Provided information »
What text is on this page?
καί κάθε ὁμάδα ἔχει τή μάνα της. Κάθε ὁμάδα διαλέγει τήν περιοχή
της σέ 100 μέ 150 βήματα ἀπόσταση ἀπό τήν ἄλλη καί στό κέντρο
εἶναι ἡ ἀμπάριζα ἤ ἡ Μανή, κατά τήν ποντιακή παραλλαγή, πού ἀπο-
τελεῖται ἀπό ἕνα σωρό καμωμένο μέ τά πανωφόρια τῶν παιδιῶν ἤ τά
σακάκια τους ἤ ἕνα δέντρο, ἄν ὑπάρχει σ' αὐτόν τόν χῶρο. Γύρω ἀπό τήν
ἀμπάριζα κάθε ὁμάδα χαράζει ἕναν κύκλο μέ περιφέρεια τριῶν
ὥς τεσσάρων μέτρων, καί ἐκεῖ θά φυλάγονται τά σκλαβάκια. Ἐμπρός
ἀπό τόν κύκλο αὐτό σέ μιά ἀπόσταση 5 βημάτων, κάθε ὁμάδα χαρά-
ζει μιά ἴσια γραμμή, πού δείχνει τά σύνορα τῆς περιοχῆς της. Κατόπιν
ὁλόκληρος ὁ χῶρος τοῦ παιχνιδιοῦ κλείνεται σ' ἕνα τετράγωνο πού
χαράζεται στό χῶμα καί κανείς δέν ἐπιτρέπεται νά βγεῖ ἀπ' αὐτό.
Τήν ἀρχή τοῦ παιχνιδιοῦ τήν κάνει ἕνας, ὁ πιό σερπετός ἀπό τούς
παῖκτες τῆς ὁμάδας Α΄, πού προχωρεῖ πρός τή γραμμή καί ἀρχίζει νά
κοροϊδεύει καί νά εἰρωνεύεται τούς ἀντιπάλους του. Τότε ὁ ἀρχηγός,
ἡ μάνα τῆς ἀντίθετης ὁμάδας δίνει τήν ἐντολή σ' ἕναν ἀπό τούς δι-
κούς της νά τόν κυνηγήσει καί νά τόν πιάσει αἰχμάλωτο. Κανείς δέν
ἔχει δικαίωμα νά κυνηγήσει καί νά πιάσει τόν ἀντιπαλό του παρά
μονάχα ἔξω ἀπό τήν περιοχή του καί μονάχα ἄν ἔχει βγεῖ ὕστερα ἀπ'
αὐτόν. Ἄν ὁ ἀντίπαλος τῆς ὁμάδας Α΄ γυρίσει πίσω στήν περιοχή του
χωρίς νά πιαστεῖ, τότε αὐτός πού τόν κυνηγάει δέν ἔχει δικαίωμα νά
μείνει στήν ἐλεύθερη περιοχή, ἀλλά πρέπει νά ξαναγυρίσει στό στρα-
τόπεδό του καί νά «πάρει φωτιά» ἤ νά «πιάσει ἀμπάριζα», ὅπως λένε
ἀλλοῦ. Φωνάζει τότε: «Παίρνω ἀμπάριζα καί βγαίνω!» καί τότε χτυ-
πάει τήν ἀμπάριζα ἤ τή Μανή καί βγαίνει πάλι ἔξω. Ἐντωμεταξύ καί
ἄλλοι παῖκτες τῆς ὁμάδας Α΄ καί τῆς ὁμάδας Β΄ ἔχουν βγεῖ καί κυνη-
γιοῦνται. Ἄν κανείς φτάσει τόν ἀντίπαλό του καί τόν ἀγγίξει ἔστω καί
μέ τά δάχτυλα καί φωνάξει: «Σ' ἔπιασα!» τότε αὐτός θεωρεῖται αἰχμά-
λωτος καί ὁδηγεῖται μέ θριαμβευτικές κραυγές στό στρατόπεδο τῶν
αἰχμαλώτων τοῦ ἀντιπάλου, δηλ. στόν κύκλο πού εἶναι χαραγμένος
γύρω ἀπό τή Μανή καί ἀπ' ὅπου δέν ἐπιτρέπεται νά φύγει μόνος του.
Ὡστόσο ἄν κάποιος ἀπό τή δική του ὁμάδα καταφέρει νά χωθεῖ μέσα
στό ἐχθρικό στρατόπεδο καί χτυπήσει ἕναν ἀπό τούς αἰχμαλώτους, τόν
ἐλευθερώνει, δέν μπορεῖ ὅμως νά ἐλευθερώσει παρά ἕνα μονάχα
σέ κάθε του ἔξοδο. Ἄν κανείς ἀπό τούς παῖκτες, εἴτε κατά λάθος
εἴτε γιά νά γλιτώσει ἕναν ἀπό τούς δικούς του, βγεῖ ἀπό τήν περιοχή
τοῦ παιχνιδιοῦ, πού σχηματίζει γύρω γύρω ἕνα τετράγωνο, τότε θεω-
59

Short problem »
Write out the whole listing exactly.

Response for this exercise »
What text is on this page?
καί κάθε ὁμάδα ἔχει τή μάνα της. Κάθε ὁμάδα διαλέγει τήν περιοχή
της σέ 100 μέ 150 βήματα ἀπόσταση ἀπό τήν ἄλλη καί στό κέντρο
εἶναι ἡ ἀμπάριζα ἤ ἡ Μανή, κατά τήν ποντιακή παραλλαγή, πού ἀπο-
τελεῖται ἀπό ἕνα σωρό καμωμένο μέ τά πανωφόρια τῶν παιδιῶν ἤ τά
σακάκια τους ἤ ἕνα δέντρο, ἄν ὑπάρχει σ' αὐτόν τόν χῶρο. Γύρω ἀπό τήν
ἀμπάριζα κάθε ὁμάδα χαράζει ἕναν κύκλο μέ περιφέρεια τριῶν
ὥς τεσσάρων μέτρων, καί ἐκεῖ θά φυλάγονται τά σκλαβάκια. Ἐμπρός
ἀπό τόν κύκλο αὐτό σέ μιά ἀπόσταση 5 βημάτων, κάθε ὁμάδα χαρά-
ζει μιά ἴσια γραμμή, πού δείχνει τά σύνορα τῆς περιοχῆς της. Κατόπιν
ὁλόκληρος ὁ χῶρος τοῦ παιχνιδιοῦ κλείνεται σ' ἕνα τετράγωνο πού
χαράζεται στό χῶμα καί κανείς δέν ἐπιτρέπεται νά βγεῖ ἀπ' αὐτό.
Τήν ἀρχή τοῦ παιχνιδιοῦ τήν κάνει ἕνας, ὁ πιό σερπετός ἀπό τούς
παῖκτες τῆς ὁμάδας Α΄, πού προχωρεῖ πρός τή γραμμή καί ἀρχίζει νά
κοροϊδεύει καί νά εἰρωνεύεται τούς ἀντιπάλους του. Τότε ὁ ἀρχηγός,
ἡ μάνα τῆς ἀντίθετης ὁμάδας δίνει τήν ἐντολή σ' ἕναν ἀπό τούς δι-
κούς της νά τόν κυνηγήσει καί νά τόν πιάσει αἰχμάλωτο. Κανείς δέν
ἔχει δικαίωμα νά κυνηγήσει καί νά πιάσει τόν ἀντιπαλό του παρά
μονάχα ἔξω ἀπό τήν περιοχή του καί μονάχα ἄν ἔχει βγεῖ ὕστερα ἀπ'
αὐτόν. Ἄν ὁ ἀντίπαλος τῆς ὁμάδας Α΄ γυρίσει πίσω στήν περιοχή του
χωρίς νά πιαστεῖ, τότε αὐτός πού τόν κυνηγάει δέν ἔχει δικαίωμα νά
μείνει στήν ἐλεύθερη περιοχή, ἀλλά πρέπει νά ξαναγυρίσει στό στρα-
τόπεδό του καί νά «πάρει φωτιά» ἤ νά «πιάσει ἀμπάριζα», ὅπως λένε
ἀλλοῦ. Φωνάζει τότε: «Παίρνω ἀμπάριζα καί βγαίνω!» καί τότε χτυ-
πάει τήν ἀμπάριζα ἤ τή Μανή καί βγαίνει πάλι ἔξω. Ἐντωμεταξύ καί
ἄλλοι παῖκτες τῆς ὁμάδας Α΄ καί τῆς ὁμάδας Β΄ ἔχουν βγεῖ καί κυνη-
γιοῦνται. Ἄν κανείς φτάσει τόν ἀντίπαλό του καί τόν ἀγγίξει ἔστω καί
μέ τά δάχτυλα καί φωνάξει: «Σ' ἔπιασα!» τότε αὐτός θεωρεῖται αἰχμά-
λωτος καί ὁδηγεῖται μέ θριαμβευτικές κραυγές στό στρατόπεδο τῶν
αἰχμαλώτων τοῦ ἀντιπάλου, δηλ. στόν κύκλο πού εἶναι χαραγμένος
γύρω ἀπό τή Μανή καί ἀπ' ὅπου δέν ἐπιτρέπεται νά φύγει μόνος του.
Ὡστόσο ἄν κάποιος ἀπό τή δική του ὁμάδα καταφέρει νά χωθεῖ μέσα
στό ἐχθρικό στρατόπεδο καί χτυπήσει ἕναν ἀπό τούς αἰχμαλώτους, τόν
ἐλευθερώνει, δέν μπορεῖ ὅμως νά ἐλευθερώσει παρά ἕνα μονάχα
σέ κάθε του ἔξοδο. Ἄν κανείς ἀπό τούς παῖκτες, εἴτε κατά λάθος
εἴτε γιά νά γλιτώσει ἕναν ἀπό τούς δικούς του, βγεῖ ἀπό τήν περιοχή
τοῦ παιχνιδιοῦ, πού σχηματίζει γύρω γύρω ἕνα τετράγωνο, τότε θεω-
59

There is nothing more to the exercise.